What you should do.
Scan the following material for the string "scaricare" and copy each line in which it appears.

================

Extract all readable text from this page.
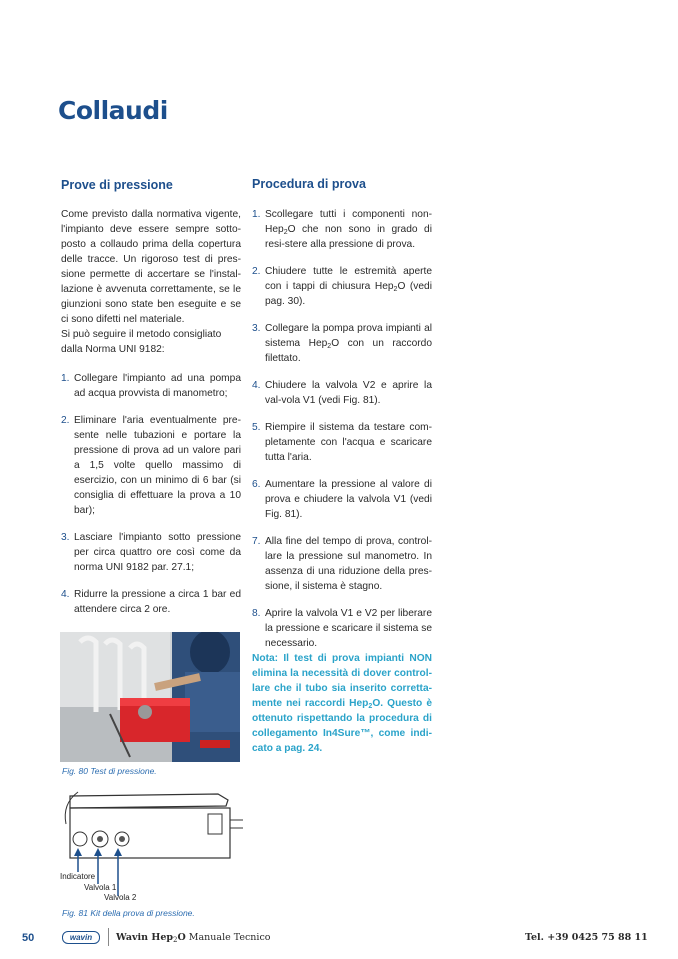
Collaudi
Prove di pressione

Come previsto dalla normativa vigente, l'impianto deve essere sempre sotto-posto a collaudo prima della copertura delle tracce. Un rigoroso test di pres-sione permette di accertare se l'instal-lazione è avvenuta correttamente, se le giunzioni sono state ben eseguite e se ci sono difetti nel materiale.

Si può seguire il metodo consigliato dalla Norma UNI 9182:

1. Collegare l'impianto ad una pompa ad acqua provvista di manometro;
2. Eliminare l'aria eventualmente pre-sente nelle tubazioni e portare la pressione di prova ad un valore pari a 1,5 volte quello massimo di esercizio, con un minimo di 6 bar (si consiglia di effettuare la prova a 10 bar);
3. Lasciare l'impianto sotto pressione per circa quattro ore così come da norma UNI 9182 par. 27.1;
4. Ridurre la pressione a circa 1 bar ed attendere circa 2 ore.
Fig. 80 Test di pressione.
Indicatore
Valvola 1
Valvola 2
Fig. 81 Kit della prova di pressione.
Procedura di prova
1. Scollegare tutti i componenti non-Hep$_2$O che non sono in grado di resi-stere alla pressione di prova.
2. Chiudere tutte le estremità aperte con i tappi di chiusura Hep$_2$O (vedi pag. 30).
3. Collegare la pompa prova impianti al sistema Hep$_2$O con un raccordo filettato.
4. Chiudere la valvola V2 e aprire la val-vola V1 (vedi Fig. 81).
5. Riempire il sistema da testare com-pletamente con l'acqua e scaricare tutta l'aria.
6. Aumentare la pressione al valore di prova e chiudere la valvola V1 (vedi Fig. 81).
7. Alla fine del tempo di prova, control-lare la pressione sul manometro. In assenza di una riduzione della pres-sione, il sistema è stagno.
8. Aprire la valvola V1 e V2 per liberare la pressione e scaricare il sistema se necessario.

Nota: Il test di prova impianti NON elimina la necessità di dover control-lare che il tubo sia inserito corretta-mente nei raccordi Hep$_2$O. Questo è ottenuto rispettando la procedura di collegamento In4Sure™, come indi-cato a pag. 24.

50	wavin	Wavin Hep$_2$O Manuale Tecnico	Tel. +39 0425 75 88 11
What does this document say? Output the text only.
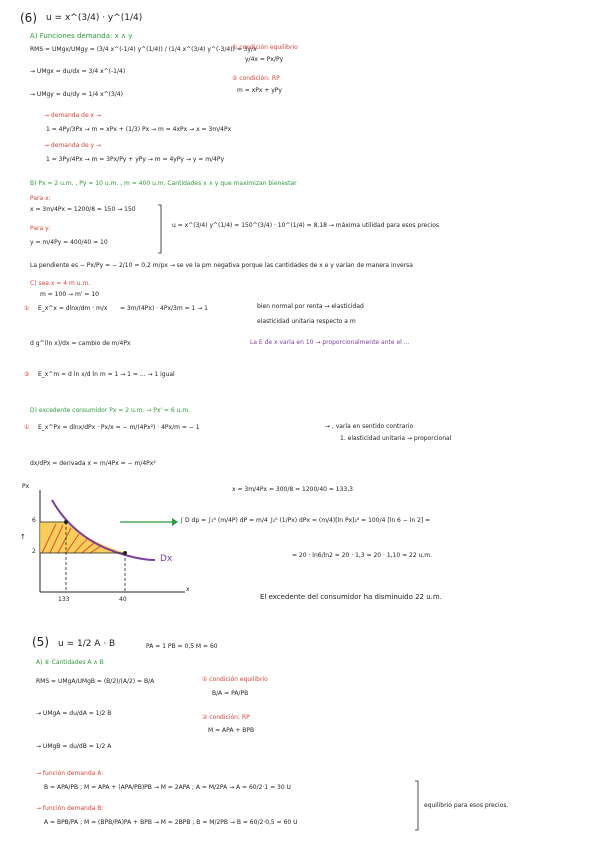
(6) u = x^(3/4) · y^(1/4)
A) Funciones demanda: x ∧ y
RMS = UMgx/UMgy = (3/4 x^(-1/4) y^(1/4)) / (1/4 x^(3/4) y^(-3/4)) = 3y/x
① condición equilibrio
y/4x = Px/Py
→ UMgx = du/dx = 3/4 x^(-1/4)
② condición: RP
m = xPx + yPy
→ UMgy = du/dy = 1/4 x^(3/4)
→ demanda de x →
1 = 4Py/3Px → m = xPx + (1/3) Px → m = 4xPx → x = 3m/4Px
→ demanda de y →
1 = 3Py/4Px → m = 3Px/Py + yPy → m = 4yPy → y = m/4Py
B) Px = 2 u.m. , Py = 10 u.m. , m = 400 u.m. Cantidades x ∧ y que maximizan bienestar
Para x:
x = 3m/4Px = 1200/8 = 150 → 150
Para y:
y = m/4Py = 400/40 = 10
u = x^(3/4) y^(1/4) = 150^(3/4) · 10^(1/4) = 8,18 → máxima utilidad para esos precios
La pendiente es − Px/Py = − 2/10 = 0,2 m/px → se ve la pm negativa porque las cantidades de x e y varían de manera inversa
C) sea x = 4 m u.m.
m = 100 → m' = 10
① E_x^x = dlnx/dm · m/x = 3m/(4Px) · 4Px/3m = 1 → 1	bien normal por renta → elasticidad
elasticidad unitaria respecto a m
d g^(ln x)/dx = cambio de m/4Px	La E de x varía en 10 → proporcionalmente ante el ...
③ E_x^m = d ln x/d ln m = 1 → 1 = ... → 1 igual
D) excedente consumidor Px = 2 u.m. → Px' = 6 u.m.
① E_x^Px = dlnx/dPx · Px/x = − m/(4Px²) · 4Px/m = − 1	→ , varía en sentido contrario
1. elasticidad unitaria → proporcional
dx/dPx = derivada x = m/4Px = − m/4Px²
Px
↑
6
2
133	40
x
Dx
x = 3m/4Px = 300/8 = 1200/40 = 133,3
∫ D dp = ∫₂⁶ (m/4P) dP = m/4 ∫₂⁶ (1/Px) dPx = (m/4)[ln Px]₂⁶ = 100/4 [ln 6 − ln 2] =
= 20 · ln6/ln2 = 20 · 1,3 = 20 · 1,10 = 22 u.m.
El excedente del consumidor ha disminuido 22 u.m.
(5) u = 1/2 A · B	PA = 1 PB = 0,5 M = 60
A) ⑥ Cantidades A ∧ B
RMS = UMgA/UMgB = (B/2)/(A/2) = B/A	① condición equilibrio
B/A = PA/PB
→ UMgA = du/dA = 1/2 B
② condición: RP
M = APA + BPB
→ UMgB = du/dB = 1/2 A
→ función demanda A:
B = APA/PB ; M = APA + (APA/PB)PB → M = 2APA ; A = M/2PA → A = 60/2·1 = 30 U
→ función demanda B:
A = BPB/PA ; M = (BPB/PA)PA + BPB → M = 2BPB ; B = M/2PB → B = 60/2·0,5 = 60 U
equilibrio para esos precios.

================

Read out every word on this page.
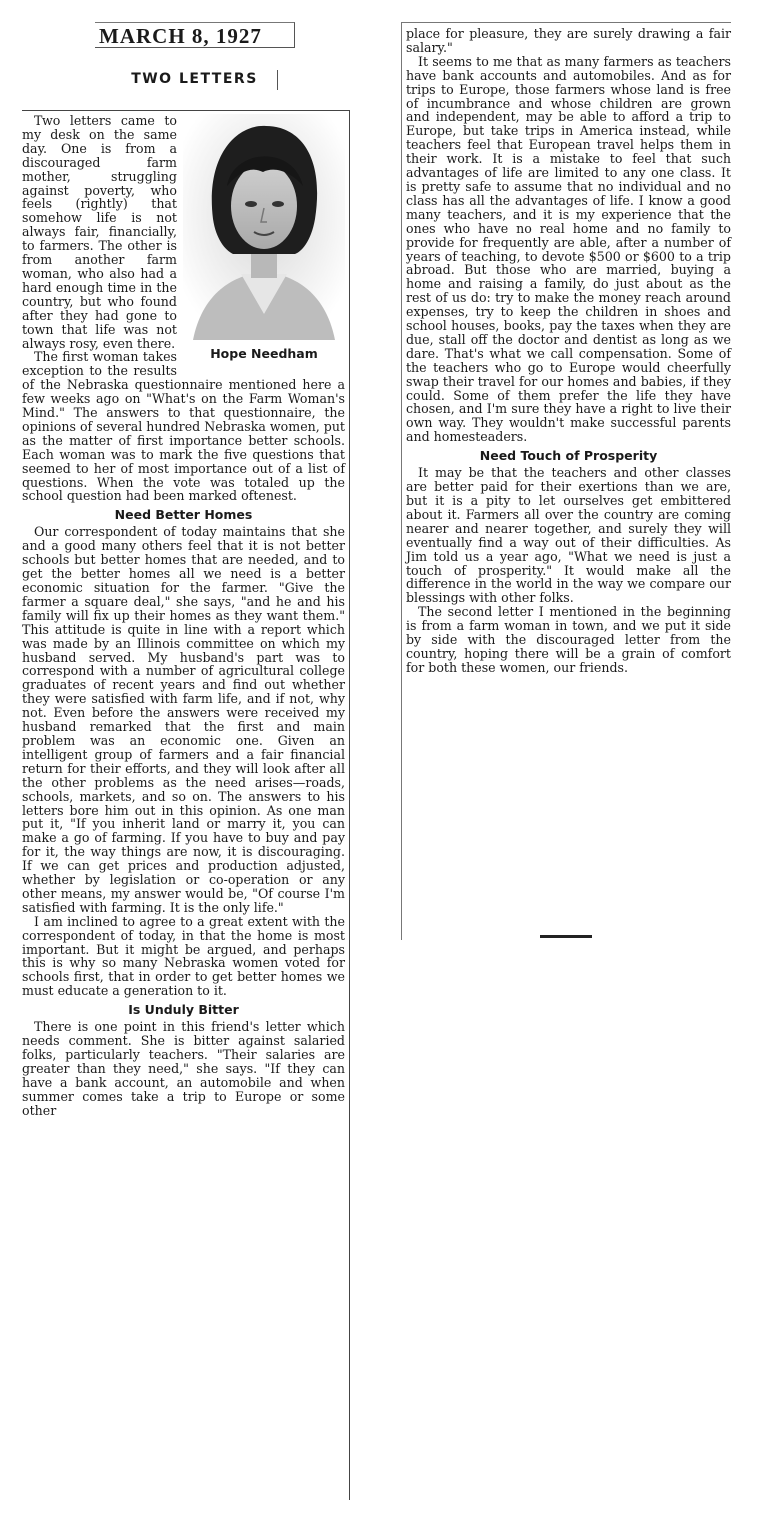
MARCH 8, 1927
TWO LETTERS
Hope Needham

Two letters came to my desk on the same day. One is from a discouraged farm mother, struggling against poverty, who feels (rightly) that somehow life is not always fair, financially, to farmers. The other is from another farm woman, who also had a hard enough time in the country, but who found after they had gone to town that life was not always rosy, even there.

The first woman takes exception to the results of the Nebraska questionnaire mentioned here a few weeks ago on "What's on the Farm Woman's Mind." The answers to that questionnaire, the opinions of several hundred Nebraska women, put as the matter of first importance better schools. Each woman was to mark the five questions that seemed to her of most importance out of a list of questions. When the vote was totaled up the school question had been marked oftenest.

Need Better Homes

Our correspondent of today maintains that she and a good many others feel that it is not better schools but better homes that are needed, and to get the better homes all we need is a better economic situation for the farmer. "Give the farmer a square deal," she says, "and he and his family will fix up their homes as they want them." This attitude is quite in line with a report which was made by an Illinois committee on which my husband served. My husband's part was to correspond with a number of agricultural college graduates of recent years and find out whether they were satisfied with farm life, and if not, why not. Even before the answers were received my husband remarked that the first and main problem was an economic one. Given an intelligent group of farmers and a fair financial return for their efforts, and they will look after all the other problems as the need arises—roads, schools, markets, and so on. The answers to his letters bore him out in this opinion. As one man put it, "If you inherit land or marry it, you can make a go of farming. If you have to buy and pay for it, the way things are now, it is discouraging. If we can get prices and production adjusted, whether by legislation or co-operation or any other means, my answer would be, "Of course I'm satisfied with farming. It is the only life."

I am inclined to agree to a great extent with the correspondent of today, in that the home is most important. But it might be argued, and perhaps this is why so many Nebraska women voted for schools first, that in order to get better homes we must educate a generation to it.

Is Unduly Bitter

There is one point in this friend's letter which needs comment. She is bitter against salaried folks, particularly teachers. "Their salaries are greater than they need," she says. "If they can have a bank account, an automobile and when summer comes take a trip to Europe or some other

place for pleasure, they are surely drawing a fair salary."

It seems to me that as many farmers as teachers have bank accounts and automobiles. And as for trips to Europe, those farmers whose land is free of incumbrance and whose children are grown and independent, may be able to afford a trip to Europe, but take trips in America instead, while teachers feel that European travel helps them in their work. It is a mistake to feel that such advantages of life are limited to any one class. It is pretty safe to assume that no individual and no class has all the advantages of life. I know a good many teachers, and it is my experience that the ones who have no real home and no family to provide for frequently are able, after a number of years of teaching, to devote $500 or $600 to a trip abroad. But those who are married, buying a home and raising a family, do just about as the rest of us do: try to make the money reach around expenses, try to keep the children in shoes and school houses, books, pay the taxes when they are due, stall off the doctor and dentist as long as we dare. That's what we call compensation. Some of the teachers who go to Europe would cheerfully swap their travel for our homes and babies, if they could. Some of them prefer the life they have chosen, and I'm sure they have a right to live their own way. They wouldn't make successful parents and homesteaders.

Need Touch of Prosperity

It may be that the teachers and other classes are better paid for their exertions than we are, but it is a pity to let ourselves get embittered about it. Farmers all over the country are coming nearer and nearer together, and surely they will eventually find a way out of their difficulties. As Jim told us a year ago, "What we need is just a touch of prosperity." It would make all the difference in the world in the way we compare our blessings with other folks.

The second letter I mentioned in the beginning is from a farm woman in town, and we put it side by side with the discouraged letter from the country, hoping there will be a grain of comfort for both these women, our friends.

================

Solution to this task.
5. Riempire il sistema da testare com-pletamente con l'acqua e scaricare tutta l'aria.
8. Aprire la valvola V1 e V2 per liberare la pressione e scaricare il sistema se necessario.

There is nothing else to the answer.